━━━ Information given

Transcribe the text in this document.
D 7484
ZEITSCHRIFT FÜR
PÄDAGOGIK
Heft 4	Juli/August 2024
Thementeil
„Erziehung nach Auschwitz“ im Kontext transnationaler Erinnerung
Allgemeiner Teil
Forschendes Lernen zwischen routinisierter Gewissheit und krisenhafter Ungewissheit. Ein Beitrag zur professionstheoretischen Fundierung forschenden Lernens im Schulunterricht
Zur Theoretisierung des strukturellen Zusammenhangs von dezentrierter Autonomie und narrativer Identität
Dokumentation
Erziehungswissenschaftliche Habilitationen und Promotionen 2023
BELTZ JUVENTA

━━━━━━

▸ **Work instructions**
Retype the listing. Match it exactly.

▸ **Written response**
Transcribe the text in this document.
D 7484
ZEITSCHRIFT FÜR
PÄDAGOGIK
Heft 4	Juli/August 2024
Thementeil
„Erziehung nach Auschwitz“ im Kontext transnationaler Erinnerung
Allgemeiner Teil
Forschendes Lernen zwischen routinisierter Gewissheit und krisenhafter Ungewissheit. Ein Beitrag zur professionstheoretischen Fundierung forschenden Lernens im Schulunterricht
Zur Theoretisierung des strukturellen Zusammenhangs von dezentrierter Autonomie und narrativer Identität
Dokumentation
Erziehungswissenschaftliche Habilitationen und Promotionen 2023
BELTZ JUVENTA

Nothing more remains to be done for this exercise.